### DATA ROWS
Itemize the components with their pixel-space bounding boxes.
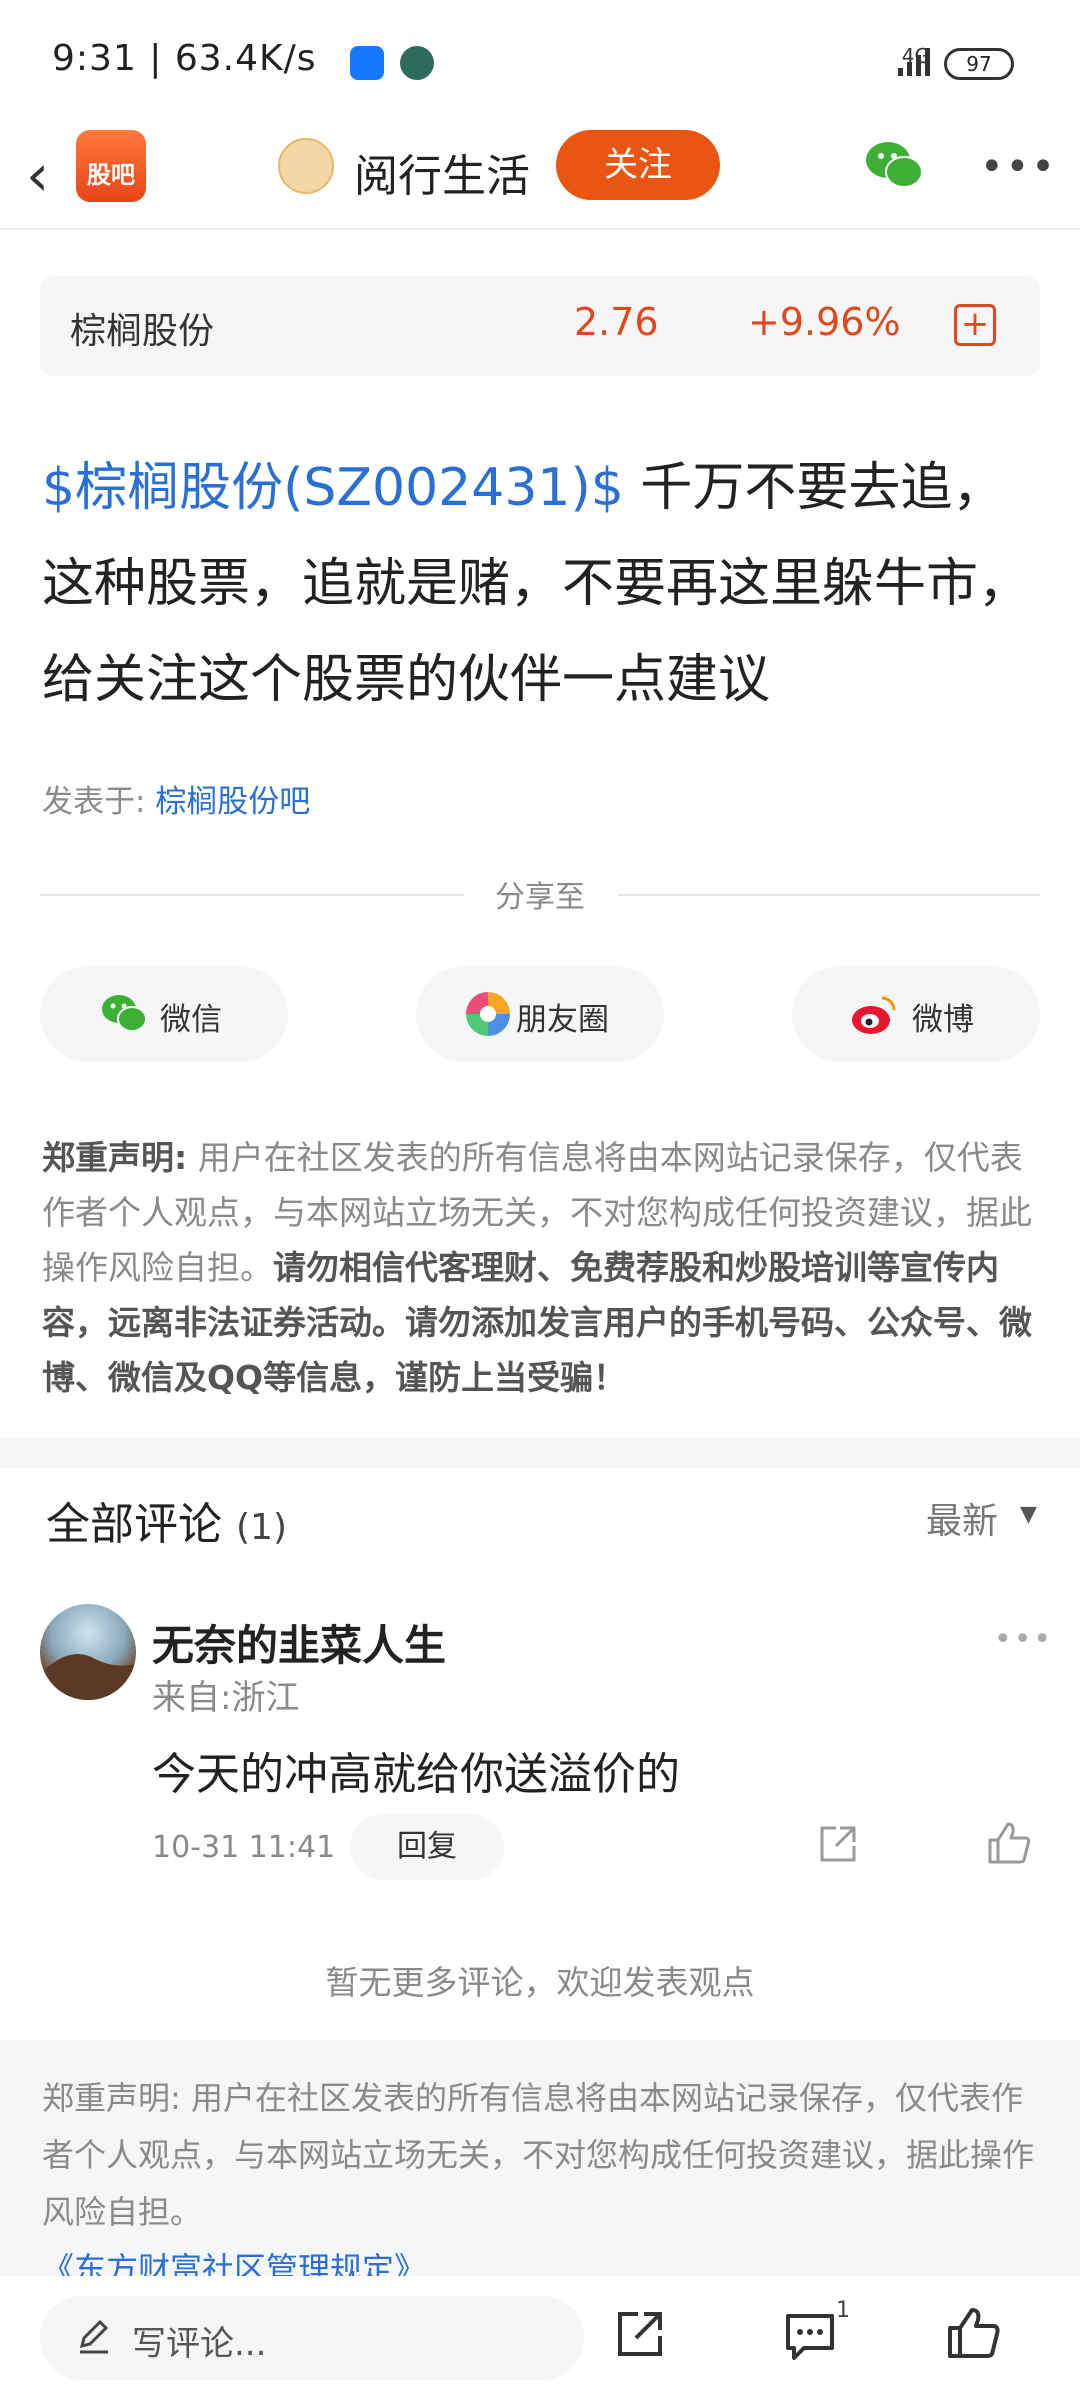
- follow-button[interactable]: 关注: [556, 130, 720, 200]
- author-name[interactable]: 阅行生活: [354, 140, 530, 204]
- like-icon[interactable]: [944, 2304, 1002, 2362]
- comment-text: 今天的冲高就给你送溢价的: [152, 1749, 680, 1800]
- comment-time: 10-31 11:41: [152, 1830, 336, 1865]
- footer-disclaimer-text: 郑重声明: 用户在社区发表的所有信息将由本网站记录保存，仅代表作者个人观点，与本…: [42, 2079, 1035, 2231]
- status-time-speed: 9:31 | 63.4K/s: [52, 38, 317, 79]
- weibo-icon: [852, 996, 896, 1034]
- commenter-location: 来自:浙江: [152, 1678, 300, 1718]
- stock-change: +9.96%: [748, 300, 901, 344]
- commenter-name[interactable]: 无奈的韭菜人生: [152, 1612, 446, 1673]
- posted-in-label: 发表于:: [42, 784, 146, 820]
- commenter-avatar[interactable]: [40, 1604, 136, 1700]
- share-label: 分享至: [495, 880, 585, 915]
- share-icon[interactable]: [612, 2306, 668, 2362]
- stock-tag-link[interactable]: $棕榈股份(SZ002431)$: [42, 458, 624, 518]
- comment-more-icon[interactable]: •••: [994, 1622, 1053, 1657]
- battery-indicator: 97: [944, 48, 1014, 80]
- more-options-icon[interactable]: •••: [980, 144, 1057, 190]
- disclaimer: 郑重声明: 用户在社区发表的所有信息将由本网站记录保存，仅代表作者个人观点，与本…: [42, 1130, 1042, 1405]
- comment-like-icon[interactable]: [986, 1820, 1032, 1866]
- stock-price: 2.76: [574, 300, 659, 344]
- pencil-icon: [79, 2319, 109, 2354]
- share-wechat-button[interactable]: 微信: [40, 966, 288, 1062]
- comment-count-badge: 1: [836, 2298, 850, 2323]
- reply-button[interactable]: 回复: [350, 1814, 504, 1880]
- write-comment-input[interactable]: 写评论...: [40, 2296, 584, 2380]
- wechat-share-icon[interactable]: [864, 138, 924, 194]
- app-notification-icon: [400, 46, 434, 80]
- stock-name: 棕榈股份: [70, 311, 215, 352]
- sort-dropdown[interactable]: 最新: [926, 1492, 998, 1544]
- disclaimer-title: 郑重声明:: [42, 1138, 188, 1177]
- write-comment-placeholder: 写评论...: [132, 2324, 267, 2364]
- post-content: $棕榈股份(SZ002431)$ 千万不要去追，这种股票，追就是赌，不要再这里躲…: [42, 440, 1042, 728]
- comments-title: 全部评论: [46, 1499, 222, 1550]
- share-moments-label: 朋友圈: [516, 1002, 609, 1038]
- section-separator: [0, 1438, 1080, 1468]
- share-moments-button[interactable]: 朋友圈: [416, 966, 664, 1062]
- signal-icon: [898, 48, 930, 76]
- share-weibo-label: 微博: [912, 1002, 974, 1038]
- top-nav-bar: ‹ 股吧 阅行生活 关注 •••: [0, 120, 1080, 230]
- forum-link[interactable]: 棕榈股份吧: [155, 784, 310, 820]
- comments-header: 全部评论 (1): [46, 1488, 287, 1552]
- caret-down-icon[interactable]: ▼: [1020, 1502, 1037, 1527]
- moments-icon: [466, 992, 510, 1036]
- posted-in: 发表于: 棕榈股份吧: [42, 776, 310, 821]
- share-wechat-label: 微信: [160, 1002, 222, 1038]
- comment-icon[interactable]: [782, 2308, 838, 2364]
- bottom-action-bar: 写评论... 1: [0, 2276, 1080, 2400]
- comment-share-icon[interactable]: [816, 1822, 860, 1866]
- no-more-comments: 暂无更多评论，欢迎发表观点: [325, 1963, 755, 2002]
- comments-count: (1): [236, 1507, 287, 1548]
- guba-logo[interactable]: 股吧: [76, 130, 146, 202]
- author-avatar-small[interactable]: [278, 138, 334, 194]
- add-watchlist-icon[interactable]: +: [954, 304, 996, 346]
- status-bar: 9:31 | 63.4K/s 4G 97: [0, 0, 1080, 120]
- alipay-icon: [350, 46, 384, 80]
- wechat-icon: [102, 995, 147, 1032]
- share-weibo-button[interactable]: 微博: [792, 966, 1040, 1062]
- stock-quote-card[interactable]: 棕榈股份 2.76 +9.96% +: [40, 276, 1040, 376]
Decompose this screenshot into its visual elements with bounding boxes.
######
## WHAT YOU SHOULD DO
Retype all of the lines above word for word, leaving out the pictures.

## FINISHED EXERCISE
Itemize the components with their pixel-space bounding boxes.
- follow-button[interactable]: 关注: [556, 130, 720, 200]
- author-name[interactable]: 阅行生活: [354, 140, 530, 204]
- like-icon[interactable]: [944, 2304, 1002, 2362]
- comment-text: 今天的冲高就给你送溢价的: [152, 1749, 680, 1800]
- comment-time: 10-31 11:41: [152, 1830, 336, 1865]
- footer-disclaimer-text: 郑重声明: 用户在社区发表的所有信息将由本网站记录保存，仅代表作者个人观点，与本…: [42, 2079, 1035, 2231]
- status-time-speed: 9:31 | 63.4K/s: [52, 38, 317, 79]
- weibo-icon: [852, 996, 896, 1034]
- commenter-location: 来自:浙江: [152, 1678, 300, 1718]
- stock-change: +9.96%: [748, 300, 901, 344]
- commenter-name[interactable]: 无奈的韭菜人生: [152, 1612, 446, 1673]
- posted-in-label: 发表于:: [42, 784, 146, 820]
- commenter-avatar[interactable]: [40, 1604, 136, 1700]
- share-label: 分享至: [495, 880, 585, 915]
- share-icon[interactable]: [612, 2306, 668, 2362]
- stock-tag-link[interactable]: $棕榈股份(SZ002431)$: [42, 458, 624, 518]
- comment-more-icon[interactable]: •••: [994, 1622, 1053, 1657]
- battery-indicator: 97: [944, 48, 1014, 80]
- more-options-icon[interactable]: •••: [980, 144, 1057, 190]
- disclaimer: 郑重声明: 用户在社区发表的所有信息将由本网站记录保存，仅代表作者个人观点，与本…: [42, 1130, 1042, 1405]
- comment-like-icon[interactable]: [986, 1820, 1032, 1866]
- stock-price: 2.76: [574, 300, 659, 344]
- pencil-icon: [79, 2319, 109, 2354]
- share-wechat-button[interactable]: 微信: [40, 966, 288, 1062]
- comment-count-badge: 1: [836, 2298, 850, 2323]
- reply-button[interactable]: 回复: [350, 1814, 504, 1880]
- write-comment-input[interactable]: 写评论...: [40, 2296, 584, 2380]
- wechat-share-icon[interactable]: [864, 138, 924, 194]
- app-notification-icon: [400, 46, 434, 80]
- stock-name: 棕榈股份: [70, 311, 215, 352]
- sort-dropdown[interactable]: 最新: [926, 1492, 998, 1544]
- disclaimer-title: 郑重声明:: [42, 1138, 188, 1177]
- write-comment-placeholder: 写评论...: [132, 2324, 267, 2364]
- post-content: $棕榈股份(SZ002431)$ 千万不要去追，这种股票，追就是赌，不要再这里躲…: [42, 440, 1042, 728]
- comments-title: 全部评论: [46, 1499, 222, 1550]
- share-moments-label: 朋友圈: [516, 1002, 609, 1038]
- section-separator: [0, 1438, 1080, 1468]
- share-moments-button[interactable]: 朋友圈: [416, 966, 664, 1062]
- signal-icon: [898, 48, 930, 76]
- share-weibo-label: 微博: [912, 1002, 974, 1038]
- top-nav-bar: ‹ 股吧 阅行生活 关注 •••: [0, 120, 1080, 230]
- forum-link[interactable]: 棕榈股份吧: [155, 784, 310, 820]
- comments-header: 全部评论 (1): [46, 1488, 287, 1552]
- caret-down-icon[interactable]: ▼: [1020, 1502, 1037, 1527]
- moments-icon: [466, 992, 510, 1036]
- posted-in: 发表于: 棕榈股份吧: [42, 776, 310, 821]
- share-wechat-label: 微信: [160, 1002, 222, 1038]
- comment-icon[interactable]: [782, 2308, 838, 2364]
- bottom-action-bar: 写评论... 1: [0, 2276, 1080, 2400]
- comment-share-icon[interactable]: [816, 1822, 860, 1866]
- no-more-comments: 暂无更多评论，欢迎发表观点: [325, 1963, 755, 2002]
- comments-count: (1): [236, 1507, 287, 1548]
- guba-logo[interactable]: 股吧: [76, 130, 146, 202]
- author-avatar-small[interactable]: [278, 138, 334, 194]
- add-watchlist-icon[interactable]: +: [954, 304, 996, 346]
- status-bar: 9:31 | 63.4K/s 4G 97: [0, 0, 1080, 120]
- alipay-icon: [350, 46, 384, 80]
- wechat-icon: [102, 995, 147, 1032]
- share-weibo-button[interactable]: 微博: [792, 966, 1040, 1062]
- stock-quote-card[interactable]: 棕榈股份 2.76 +9.96% +: [40, 276, 1040, 376]
Decompose this screenshot into its visual elements with bounding boxes.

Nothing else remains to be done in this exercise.